[START PROVIDED RECORDS]

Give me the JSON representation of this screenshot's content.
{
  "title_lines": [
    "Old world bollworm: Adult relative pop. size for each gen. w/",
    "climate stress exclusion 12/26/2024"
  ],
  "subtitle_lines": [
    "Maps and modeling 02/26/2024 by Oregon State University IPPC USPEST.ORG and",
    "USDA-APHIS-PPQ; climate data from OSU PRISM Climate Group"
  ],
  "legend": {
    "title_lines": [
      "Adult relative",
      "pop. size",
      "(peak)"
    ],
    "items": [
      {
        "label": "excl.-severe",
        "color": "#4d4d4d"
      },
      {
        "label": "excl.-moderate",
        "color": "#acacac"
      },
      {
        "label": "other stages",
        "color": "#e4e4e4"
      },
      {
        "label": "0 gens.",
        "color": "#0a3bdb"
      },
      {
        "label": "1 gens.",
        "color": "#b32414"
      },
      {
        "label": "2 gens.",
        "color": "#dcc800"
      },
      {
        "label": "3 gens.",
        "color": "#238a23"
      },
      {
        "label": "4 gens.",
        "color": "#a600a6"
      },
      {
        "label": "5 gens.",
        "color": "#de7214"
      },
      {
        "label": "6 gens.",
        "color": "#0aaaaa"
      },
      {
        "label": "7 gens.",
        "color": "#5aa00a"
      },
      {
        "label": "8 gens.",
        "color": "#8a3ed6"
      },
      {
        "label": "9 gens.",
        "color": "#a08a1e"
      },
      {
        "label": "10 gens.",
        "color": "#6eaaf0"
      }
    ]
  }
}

[END PROVIDED RECORDS]

- [EXERCISE]:
Pick out every line above that holds the word "relative" and copy it.

- [ANSWER TO THE PROBLEM]:
    "Old world bollworm: Adult relative pop. size for each gen. w/",
      "Adult relative",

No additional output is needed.